WORKING DATA:
++++++++++
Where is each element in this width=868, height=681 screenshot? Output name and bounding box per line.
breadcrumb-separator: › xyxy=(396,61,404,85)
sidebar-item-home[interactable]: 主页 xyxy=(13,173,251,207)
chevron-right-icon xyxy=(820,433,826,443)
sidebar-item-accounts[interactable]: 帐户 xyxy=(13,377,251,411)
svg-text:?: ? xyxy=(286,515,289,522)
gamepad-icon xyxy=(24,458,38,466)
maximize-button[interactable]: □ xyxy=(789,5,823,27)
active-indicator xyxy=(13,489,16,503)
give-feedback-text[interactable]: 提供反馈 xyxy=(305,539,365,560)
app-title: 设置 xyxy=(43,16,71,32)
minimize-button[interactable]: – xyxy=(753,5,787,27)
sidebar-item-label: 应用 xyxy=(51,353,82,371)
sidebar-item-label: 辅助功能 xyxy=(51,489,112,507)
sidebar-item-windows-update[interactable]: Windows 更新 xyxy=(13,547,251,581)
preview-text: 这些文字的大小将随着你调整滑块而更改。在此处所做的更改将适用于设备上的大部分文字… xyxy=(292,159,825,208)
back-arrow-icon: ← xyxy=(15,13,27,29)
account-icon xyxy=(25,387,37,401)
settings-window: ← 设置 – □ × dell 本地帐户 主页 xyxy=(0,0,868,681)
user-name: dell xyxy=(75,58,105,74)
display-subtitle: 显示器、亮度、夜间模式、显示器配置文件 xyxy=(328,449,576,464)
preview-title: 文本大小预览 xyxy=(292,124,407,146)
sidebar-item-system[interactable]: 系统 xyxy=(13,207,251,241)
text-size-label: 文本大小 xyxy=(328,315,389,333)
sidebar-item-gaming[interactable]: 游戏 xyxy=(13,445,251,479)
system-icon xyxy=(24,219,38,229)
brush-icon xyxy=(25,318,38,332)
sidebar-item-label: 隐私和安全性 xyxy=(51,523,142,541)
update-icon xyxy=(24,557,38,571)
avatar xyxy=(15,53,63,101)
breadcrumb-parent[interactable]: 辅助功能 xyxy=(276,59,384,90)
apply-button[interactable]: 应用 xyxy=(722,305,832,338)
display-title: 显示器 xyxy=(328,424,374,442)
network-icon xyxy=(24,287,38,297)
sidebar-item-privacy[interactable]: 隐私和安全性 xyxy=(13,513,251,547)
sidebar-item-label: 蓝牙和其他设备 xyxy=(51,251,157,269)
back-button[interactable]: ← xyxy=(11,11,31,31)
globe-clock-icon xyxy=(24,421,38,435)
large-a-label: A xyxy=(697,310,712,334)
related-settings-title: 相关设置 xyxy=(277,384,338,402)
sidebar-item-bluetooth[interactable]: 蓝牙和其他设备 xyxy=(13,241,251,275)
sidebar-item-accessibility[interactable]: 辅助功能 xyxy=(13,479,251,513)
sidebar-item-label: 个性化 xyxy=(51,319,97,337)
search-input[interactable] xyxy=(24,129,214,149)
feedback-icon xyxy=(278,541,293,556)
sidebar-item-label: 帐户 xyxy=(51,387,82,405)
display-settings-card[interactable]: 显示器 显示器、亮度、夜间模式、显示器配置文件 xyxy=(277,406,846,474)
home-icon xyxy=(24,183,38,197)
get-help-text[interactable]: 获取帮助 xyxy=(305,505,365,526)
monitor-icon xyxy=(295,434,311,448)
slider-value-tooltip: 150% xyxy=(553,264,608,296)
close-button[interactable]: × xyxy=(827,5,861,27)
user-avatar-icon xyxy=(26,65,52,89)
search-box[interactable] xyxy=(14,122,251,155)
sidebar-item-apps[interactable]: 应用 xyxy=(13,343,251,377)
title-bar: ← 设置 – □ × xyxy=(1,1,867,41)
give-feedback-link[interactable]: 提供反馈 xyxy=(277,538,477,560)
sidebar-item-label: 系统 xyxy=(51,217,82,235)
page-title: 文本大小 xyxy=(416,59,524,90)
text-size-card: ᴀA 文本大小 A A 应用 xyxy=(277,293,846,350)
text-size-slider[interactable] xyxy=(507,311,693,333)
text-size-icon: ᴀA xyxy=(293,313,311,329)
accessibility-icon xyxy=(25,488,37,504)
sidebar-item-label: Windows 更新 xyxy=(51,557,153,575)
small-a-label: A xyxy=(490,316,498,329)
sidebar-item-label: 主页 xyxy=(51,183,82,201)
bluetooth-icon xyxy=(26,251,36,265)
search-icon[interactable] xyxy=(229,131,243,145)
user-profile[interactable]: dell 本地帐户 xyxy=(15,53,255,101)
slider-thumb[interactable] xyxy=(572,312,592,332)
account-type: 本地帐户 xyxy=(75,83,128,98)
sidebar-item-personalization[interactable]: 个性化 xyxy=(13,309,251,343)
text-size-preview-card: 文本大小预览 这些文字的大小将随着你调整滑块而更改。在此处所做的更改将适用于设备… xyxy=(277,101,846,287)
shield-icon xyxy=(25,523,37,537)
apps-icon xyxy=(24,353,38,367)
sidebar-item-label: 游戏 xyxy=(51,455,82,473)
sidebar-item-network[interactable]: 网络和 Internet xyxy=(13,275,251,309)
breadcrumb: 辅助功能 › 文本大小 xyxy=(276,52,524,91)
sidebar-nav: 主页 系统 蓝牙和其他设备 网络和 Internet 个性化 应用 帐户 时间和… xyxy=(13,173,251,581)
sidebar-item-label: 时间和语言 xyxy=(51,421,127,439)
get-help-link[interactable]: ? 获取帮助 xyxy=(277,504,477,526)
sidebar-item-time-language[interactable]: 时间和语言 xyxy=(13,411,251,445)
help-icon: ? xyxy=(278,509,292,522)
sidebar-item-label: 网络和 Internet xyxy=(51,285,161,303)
++++++++++
SET EXERCISE: Write out every line of the items above, unchanged.

WRITTEN REPLY:
Where is each element in this width=868, height=681 screenshot? Output name and bounding box per line.
breadcrumb-separator: › xyxy=(396,61,404,85)
sidebar-item-home[interactable]: 主页 xyxy=(13,173,251,207)
chevron-right-icon xyxy=(820,433,826,443)
sidebar-item-accounts[interactable]: 帐户 xyxy=(13,377,251,411)
svg-text:?: ? xyxy=(286,515,289,522)
gamepad-icon xyxy=(24,458,38,466)
maximize-button[interactable]: □ xyxy=(789,5,823,27)
active-indicator xyxy=(13,489,16,503)
give-feedback-text[interactable]: 提供反馈 xyxy=(305,539,365,560)
app-title: 设置 xyxy=(43,16,71,32)
minimize-button[interactable]: – xyxy=(753,5,787,27)
sidebar-item-label: 应用 xyxy=(51,353,82,371)
sidebar-item-label: 辅助功能 xyxy=(51,489,112,507)
sidebar-item-windows-update[interactable]: Windows 更新 xyxy=(13,547,251,581)
preview-text: 这些文字的大小将随着你调整滑块而更改。在此处所做的更改将适用于设备上的大部分文字… xyxy=(292,159,825,208)
back-arrow-icon: ← xyxy=(15,13,27,29)
account-icon xyxy=(25,387,37,401)
settings-window: ← 设置 – □ × dell 本地帐户 主页 xyxy=(0,0,868,681)
user-name: dell xyxy=(75,58,105,74)
display-subtitle: 显示器、亮度、夜间模式、显示器配置文件 xyxy=(328,449,576,464)
preview-title: 文本大小预览 xyxy=(292,124,407,146)
sidebar-item-system[interactable]: 系统 xyxy=(13,207,251,241)
text-size-label: 文本大小 xyxy=(328,315,389,333)
sidebar-item-gaming[interactable]: 游戏 xyxy=(13,445,251,479)
system-icon xyxy=(24,219,38,229)
brush-icon xyxy=(25,318,38,332)
sidebar-item-label: 隐私和安全性 xyxy=(51,523,142,541)
update-icon xyxy=(24,557,38,571)
avatar xyxy=(15,53,63,101)
breadcrumb-parent[interactable]: 辅助功能 xyxy=(276,59,384,90)
apply-button[interactable]: 应用 xyxy=(722,305,832,338)
display-title: 显示器 xyxy=(328,424,374,442)
network-icon xyxy=(24,287,38,297)
sidebar-item-privacy[interactable]: 隐私和安全性 xyxy=(13,513,251,547)
sidebar-item-label: 蓝牙和其他设备 xyxy=(51,251,157,269)
back-button[interactable]: ← xyxy=(11,11,31,31)
globe-clock-icon xyxy=(24,421,38,435)
large-a-label: A xyxy=(697,310,712,334)
related-settings-title: 相关设置 xyxy=(277,384,338,402)
sidebar-item-bluetooth[interactable]: 蓝牙和其他设备 xyxy=(13,241,251,275)
sidebar-item-accessibility[interactable]: 辅助功能 xyxy=(13,479,251,513)
sidebar-item-label: 个性化 xyxy=(51,319,97,337)
search-input[interactable] xyxy=(24,129,214,149)
feedback-icon xyxy=(278,541,293,556)
sidebar-item-label: 帐户 xyxy=(51,387,82,405)
display-settings-card[interactable]: 显示器 显示器、亮度、夜间模式、显示器配置文件 xyxy=(277,406,846,474)
home-icon xyxy=(24,183,38,197)
get-help-text[interactable]: 获取帮助 xyxy=(305,505,365,526)
monitor-icon xyxy=(295,434,311,448)
slider-value-tooltip: 150% xyxy=(553,264,608,296)
close-button[interactable]: × xyxy=(827,5,861,27)
user-avatar-icon xyxy=(26,65,52,89)
search-box[interactable] xyxy=(14,122,251,155)
sidebar-item-apps[interactable]: 应用 xyxy=(13,343,251,377)
title-bar: ← 设置 – □ × xyxy=(1,1,867,41)
give-feedback-link[interactable]: 提供反馈 xyxy=(277,538,477,560)
sidebar-item-label: 系统 xyxy=(51,217,82,235)
page-title: 文本大小 xyxy=(416,59,524,90)
text-size-card: ᴀA 文本大小 A A 应用 xyxy=(277,293,846,350)
text-size-slider[interactable] xyxy=(507,311,693,333)
text-size-icon: ᴀA xyxy=(293,313,311,329)
accessibility-icon xyxy=(25,488,37,504)
sidebar-item-label: Windows 更新 xyxy=(51,557,153,575)
small-a-label: A xyxy=(490,316,498,329)
sidebar-item-label: 主页 xyxy=(51,183,82,201)
bluetooth-icon xyxy=(26,251,36,265)
search-icon[interactable] xyxy=(229,131,243,145)
user-profile[interactable]: dell 本地帐户 xyxy=(15,53,255,101)
slider-thumb[interactable] xyxy=(572,312,592,332)
account-type: 本地帐户 xyxy=(75,83,128,98)
sidebar-item-personalization[interactable]: 个性化 xyxy=(13,309,251,343)
text-size-preview-card: 文本大小预览 这些文字的大小将随着你调整滑块而更改。在此处所做的更改将适用于设备… xyxy=(277,101,846,287)
shield-icon xyxy=(25,523,37,537)
apps-icon xyxy=(24,353,38,367)
sidebar-item-label: 游戏 xyxy=(51,455,82,473)
sidebar-item-network[interactable]: 网络和 Internet xyxy=(13,275,251,309)
breadcrumb: 辅助功能 › 文本大小 xyxy=(276,52,524,91)
sidebar-nav: 主页 系统 蓝牙和其他设备 网络和 Internet 个性化 应用 帐户 时间和… xyxy=(13,173,251,581)
sidebar-item-label: 时间和语言 xyxy=(51,421,127,439)
get-help-link[interactable]: ? 获取帮助 xyxy=(277,504,477,526)
sidebar-item-time-language[interactable]: 时间和语言 xyxy=(13,411,251,445)
help-icon: ? xyxy=(278,509,292,522)
sidebar-item-label: 网络和 Internet xyxy=(51,285,161,303)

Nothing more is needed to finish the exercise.